WORK INSTRUCTIONS: Could you print all the entries exactly?
▬▬▬▬▬▬
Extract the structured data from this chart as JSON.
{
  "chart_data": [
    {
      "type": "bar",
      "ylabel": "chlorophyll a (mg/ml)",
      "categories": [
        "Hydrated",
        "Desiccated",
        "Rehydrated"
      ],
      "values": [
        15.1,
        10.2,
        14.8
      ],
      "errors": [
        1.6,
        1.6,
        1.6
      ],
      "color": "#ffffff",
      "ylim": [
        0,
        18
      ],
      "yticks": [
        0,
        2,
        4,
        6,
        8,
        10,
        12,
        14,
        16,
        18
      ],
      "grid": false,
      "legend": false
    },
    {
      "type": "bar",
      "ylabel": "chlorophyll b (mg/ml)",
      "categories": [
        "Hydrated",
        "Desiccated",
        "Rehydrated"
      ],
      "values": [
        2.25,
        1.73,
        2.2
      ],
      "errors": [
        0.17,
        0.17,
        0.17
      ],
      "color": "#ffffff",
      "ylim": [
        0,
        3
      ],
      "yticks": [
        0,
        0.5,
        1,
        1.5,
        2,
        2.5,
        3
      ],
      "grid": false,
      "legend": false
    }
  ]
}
▬▬▬▬▬▬
TASK RESULT:
Extract the structured data from this chart as JSON.
{
  "chart_data": [
    {
      "type": "bar",
      "ylabel": "chlorophyll a (mg/ml)",
      "categories": [
        "Hydrated",
        "Desiccated",
        "Rehydrated"
      ],
      "values": [
        15.1,
        10.2,
        14.8
      ],
      "errors": [
        1.6,
        1.6,
        1.6
      ],
      "color": "#ffffff",
      "ylim": [
        0,
        18
      ],
      "yticks": [
        0,
        2,
        4,
        6,
        8,
        10,
        12,
        14,
        16,
        18
      ],
      "grid": false,
      "legend": false
    },
    {
      "type": "bar",
      "ylabel": "chlorophyll b (mg/ml)",
      "categories": [
        "Hydrated",
        "Desiccated",
        "Rehydrated"
      ],
      "values": [
        2.25,
        1.73,
        2.2
      ],
      "errors": [
        0.17,
        0.17,
        0.17
      ],
      "color": "#ffffff",
      "ylim": [
        0,
        3
      ],
      "yticks": [
        0,
        0.5,
        1,
        1.5,
        2,
        2.5,
        3
      ],
      "grid": false,
      "legend": false
    }
  ]
}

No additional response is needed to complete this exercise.